Provided data>
----------
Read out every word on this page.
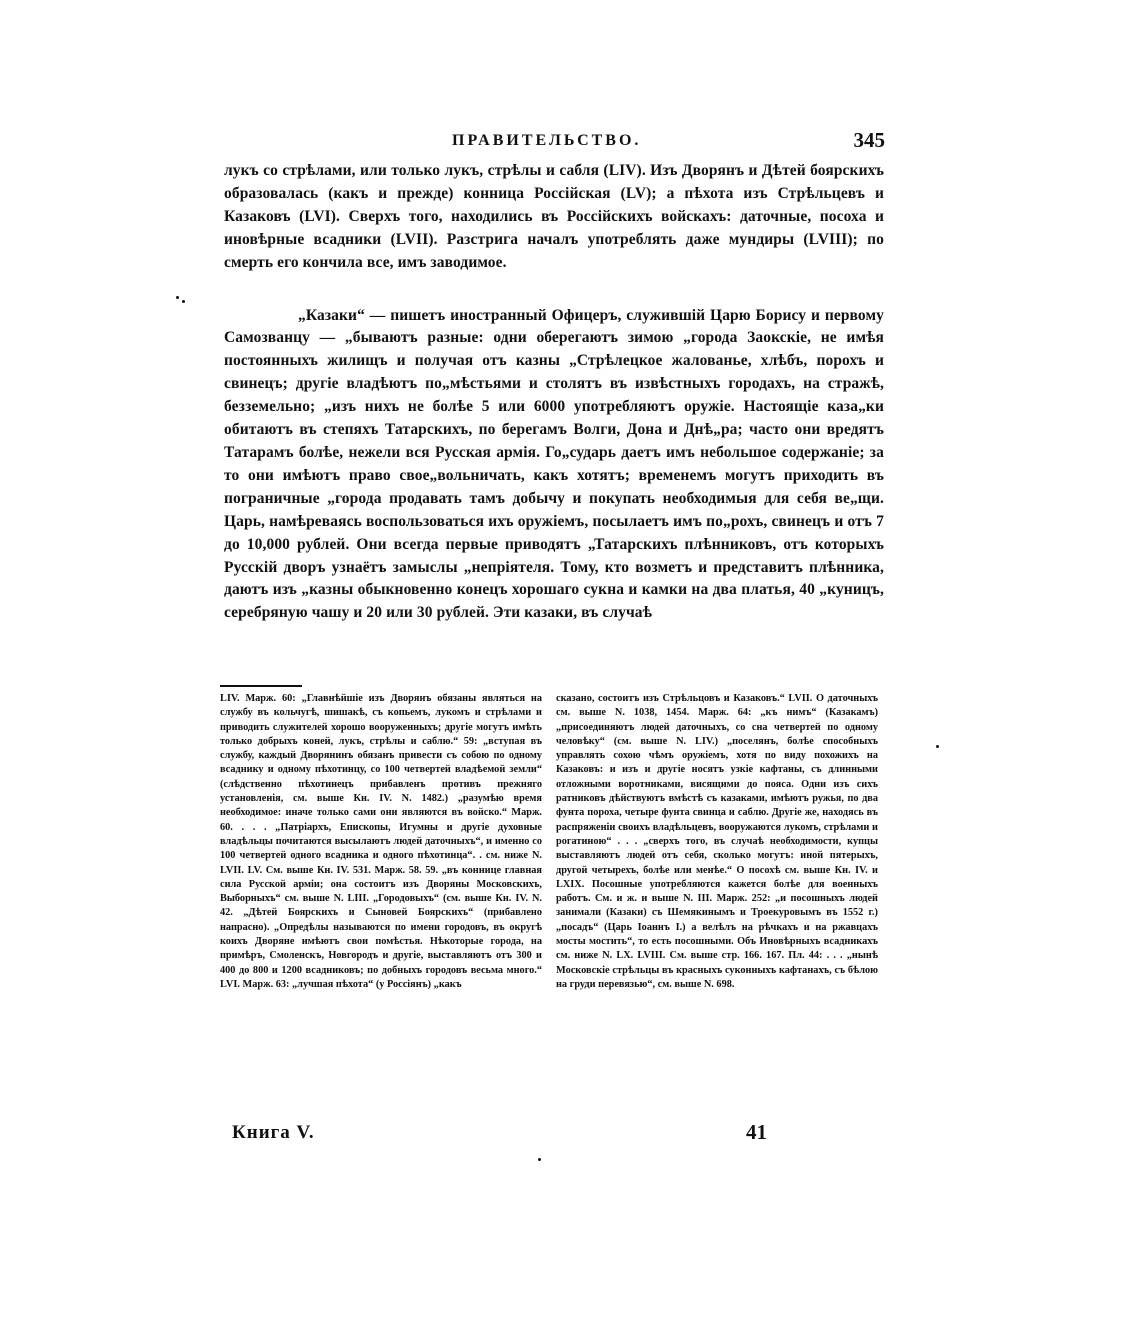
ПРАВИТЕЛЬСТВО.	345

лукъ со стрѣлами, или только лукъ, стрѣлы и сабля (LIV). Изъ Дворянъ и Дѣтей боярскихъ образовалась (какъ и прежде) конница Россійская (LV); а пѣхота изъ Стрѣльцевъ и Казаковъ (LVI). Сверхъ того, находились въ Россійскихъ войскахъ: даточные, посоха и иновѣрные всадники (LVII). Разстрига началъ употреблять даже мундиры (LVIII); по смерть его кончила все, имъ заводимое.

„Казаки“ — пишетъ иностранный Офицеръ, служившій Царю Борису и первому Самозванцу — „бываютъ разные: одни оберегаютъ зимою „города Заокскіе, не имѣя постоянныхъ жилищъ и получая отъ казны „Стрѣлецкое жалованье, хлѣбъ, порохъ и свинецъ; другіе владѣютъ по„мѣстьями и столятъ въ извѣстныхъ городахъ, на стражѣ, безземельно; „изъ нихъ не болѣе 5 или 6000 употребляютъ оружіе. Настоящіе каза„ки обитаютъ въ степяхъ Татарскихъ, по берегамъ Волги, Дона и Днѣ„ра; часто они вредятъ Татарамъ болѣе, нежели вся Русская армія. Го„сударь даетъ имъ небольшое содержаніе; за то они имѣютъ право свое„вольничать, какъ хотятъ; временемъ могутъ приходить въ пограничные „города продавать тамъ добычу и покупать необходимыя для себя ве„щи. Царь, намѣреваясь воспользоваться ихъ оружіемъ, посылаетъ имъ по„рохъ, свинецъ и отъ 7 до 10,000 рублей. Они всегда первые приводятъ „Татарскихъ плѣнниковъ, отъ которыхъ Русскій дворъ узнаётъ замыслы „непріятеля. Тому, кто возметъ и представитъ плѣнника, даютъ изъ „казны обыкновенно конецъ хорошаго сукна и камки на два платья, 40 „куницъ, серебряную чашу и 20 или 30 рублей. Эти казаки, въ случаѣ

LIV. Марж. 60: „Главнѣйшіе изъ Дворянъ обязаны являться на службу въ кольчугѣ, шишакѣ, съ копьемъ, лукомъ и стрѣлами и приводить служителей хорошо вооруженныхъ; другіе могутъ имѣть только добрыхъ коней, лукъ, стрѣлы и саблю.“ 59: „вступая въ службу, каждый Дворянинъ обязанъ привести съ собою по одному всаднику и одному пѣхотинцу, со 100 четвертей владѣемой земли“ (слѣдственно пѣхотинецъ прибавленъ противъ прежняго установленія, см. выше Кн. IV. N. 1482.) „разумѣю время необходимое: иначе только сами они являются въ войско.“ Марж. 60. . . . „Патріархъ, Епископы, Игумны и другіе духовные владѣльцы почитаются высылаютъ людей даточныхъ“, и именно со 100 четвертей одного всадника и одного пѣхотинца“. . см. ниже N. LVII. LV. См. выше Кн. IV. 531. Марж. 58. 59. „въ коннице главная сила Русской арміи; она состоитъ изъ Дворяны Московскихъ, Выборныхъ“ см. выше N. LIII. „Городовыхъ“ (см. выше Кн. IV. N. 42. „Дѣтей Боярскихъ и Сыновей Боярскихъ“ (прибавлено напрасно). „Опредѣлы называются по имени городовъ, въ округѣ коихъ Дворяне имѣютъ свои помѣстья. Нѣкоторые города, на примѣръ, Смоленскъ, Новгородъ и другіе, выставляютъ отъ 300 и 400 до 800 и 1200 всадниковъ; по добныхъ городовъ весьма много.“ LVI. Марж. 63: „лучшая пѣхота“ (у Россіянъ) „какъ

сказано, состоитъ изъ Стрѣльцовъ и Казаковъ.“ LVII. О даточныхъ см. выше N. 1038, 1454. Марж. 64: „къ нимъ“ (Казакамъ) „присоединяютъ людей даточныхъ, со сна четвертей по одному человѣку“ (см. выше N. LIV.) „поселянъ, болѣе способныхъ управлять сохою чѣмъ оружіемъ, хотя по виду похожихъ на Казаковъ: и изъ и другіе носятъ узкіе кафтаны, съ длинными отложными воротниками, висящими до пояса. Одни изъ сихъ ратниковъ дѣйствуютъ вмѣстѣ съ казаками, имѣютъ ружья, по два фунта пороха, четыре фунта свинца и саблю. Другіе же, находясь въ распряженіи своихъ владѣльцевъ, вооружаются лукомъ, стрѣлами и рогатиною“ . . . „сверхъ того, въ случаѣ необходимости, купцы выставляютъ людей отъ себя, сколько могутъ: иной пятерыхъ, другой четырехъ, болѣе или менѣе.“ О посохѣ см. выше Кн. IV. и LXIX. Посошные употребляются кажется болѣе для военныхъ работъ. См. и ж. и выше N. III. Марж. 252: „и посошныхъ людей занимали (Казаки) съ Шемякинымъ и Троекуровымъ въ 1552 г.) „посадъ“ (Царь Іоаннъ I.) а велѣлъ на рѣчкахъ и на ржавцахъ мосты мостить“, то есть посошными. Объ Иновѣрныхъ всадникахъ см. ниже N. LX. LVIII. См. выше стр. 166. 167. Пл. 44: . . . „нынѣ Московскіе стрѣльцы въ красныхъ суконныхъ кафтанахъ, съ бѣлою на груди перевязью“, см. выше N. 698.

Книга V.	41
----------
Your goal>
Transcribe the whole listing exactly. Pictures are excluded.

Worked solution>
Read out every word on this page.
ПРАВИТЕЛЬСТВО.	345

лукъ со стрѣлами, или только лукъ, стрѣлы и сабля (LIV). Изъ Дворянъ и Дѣтей боярскихъ образовалась (какъ и прежде) конница Россійская (LV); а пѣхота изъ Стрѣльцевъ и Казаковъ (LVI). Сверхъ того, находились въ Россійскихъ войскахъ: даточные, посоха и иновѣрные всадники (LVII). Разстрига началъ употреблять даже мундиры (LVIII); по смерть его кончила все, имъ заводимое.

„Казаки“ — пишетъ иностранный Офицеръ, служившій Царю Борису и первому Самозванцу — „бываютъ разные: одни оберегаютъ зимою „города Заокскіе, не имѣя постоянныхъ жилищъ и получая отъ казны „Стрѣлецкое жалованье, хлѣбъ, порохъ и свинецъ; другіе владѣютъ по„мѣстьями и столятъ въ извѣстныхъ городахъ, на стражѣ, безземельно; „изъ нихъ не болѣе 5 или 6000 употребляютъ оружіе. Настоящіе каза„ки обитаютъ въ степяхъ Татарскихъ, по берегамъ Волги, Дона и Днѣ„ра; часто они вредятъ Татарамъ болѣе, нежели вся Русская армія. Го„сударь даетъ имъ небольшое содержаніе; за то они имѣютъ право свое„вольничать, какъ хотятъ; временемъ могутъ приходить въ пограничные „города продавать тамъ добычу и покупать необходимыя для себя ве„щи. Царь, намѣреваясь воспользоваться ихъ оружіемъ, посылаетъ имъ по„рохъ, свинецъ и отъ 7 до 10,000 рублей. Они всегда первые приводятъ „Татарскихъ плѣнниковъ, отъ которыхъ Русскій дворъ узнаётъ замыслы „непріятеля. Тому, кто возметъ и представитъ плѣнника, даютъ изъ „казны обыкновенно конецъ хорошаго сукна и камки на два платья, 40 „куницъ, серебряную чашу и 20 или 30 рублей. Эти казаки, въ случаѣ

LIV. Марж. 60: „Главнѣйшіе изъ Дворянъ обязаны являться на службу въ кольчугѣ, шишакѣ, съ копьемъ, лукомъ и стрѣлами и приводить служителей хорошо вооруженныхъ; другіе могутъ имѣть только добрыхъ коней, лукъ, стрѣлы и саблю.“ 59: „вступая въ службу, каждый Дворянинъ обязанъ привести съ собою по одному всаднику и одному пѣхотинцу, со 100 четвертей владѣемой земли“ (слѣдственно пѣхотинецъ прибавленъ противъ прежняго установленія, см. выше Кн. IV. N. 1482.) „разумѣю время необходимое: иначе только сами они являются въ войско.“ Марж. 60. . . . „Патріархъ, Епископы, Игумны и другіе духовные владѣльцы почитаются высылаютъ людей даточныхъ“, и именно со 100 четвертей одного всадника и одного пѣхотинца“. . см. ниже N. LVII. LV. См. выше Кн. IV. 531. Марж. 58. 59. „въ коннице главная сила Русской арміи; она состоитъ изъ Дворяны Московскихъ, Выборныхъ“ см. выше N. LIII. „Городовыхъ“ (см. выше Кн. IV. N. 42. „Дѣтей Боярскихъ и Сыновей Боярскихъ“ (прибавлено напрасно). „Опредѣлы называются по имени городовъ, въ округѣ коихъ Дворяне имѣютъ свои помѣстья. Нѣкоторые города, на примѣръ, Смоленскъ, Новгородъ и другіе, выставляютъ отъ 300 и 400 до 800 и 1200 всадниковъ; по добныхъ городовъ весьма много.“ LVI. Марж. 63: „лучшая пѣхота“ (у Россіянъ) „какъ

сказано, состоитъ изъ Стрѣльцовъ и Казаковъ.“ LVII. О даточныхъ см. выше N. 1038, 1454. Марж. 64: „къ нимъ“ (Казакамъ) „присоединяютъ людей даточныхъ, со сна четвертей по одному человѣку“ (см. выше N. LIV.) „поселянъ, болѣе способныхъ управлять сохою чѣмъ оружіемъ, хотя по виду похожихъ на Казаковъ: и изъ и другіе носятъ узкіе кафтаны, съ длинными отложными воротниками, висящими до пояса. Одни изъ сихъ ратниковъ дѣйствуютъ вмѣстѣ съ казаками, имѣютъ ружья, по два фунта пороха, четыре фунта свинца и саблю. Другіе же, находясь въ распряженіи своихъ владѣльцевъ, вооружаются лукомъ, стрѣлами и рогатиною“ . . . „сверхъ того, въ случаѣ необходимости, купцы выставляютъ людей отъ себя, сколько могутъ: иной пятерыхъ, другой четырехъ, болѣе или менѣе.“ О посохѣ см. выше Кн. IV. и LXIX. Посошные употребляются кажется болѣе для военныхъ работъ. См. и ж. и выше N. III. Марж. 252: „и посошныхъ людей занимали (Казаки) съ Шемякинымъ и Троекуровымъ въ 1552 г.) „посадъ“ (Царь Іоаннъ I.) а велѣлъ на рѣчкахъ и на ржавцахъ мосты мостить“, то есть посошными. Объ Иновѣрныхъ всадникахъ см. ниже N. LX. LVIII. См. выше стр. 166. 167. Пл. 44: . . . „нынѣ Московскіе стрѣльцы въ красныхъ суконныхъ кафтанахъ, съ бѣлою на груди перевязью“, см. выше N. 698.

Книга V.	41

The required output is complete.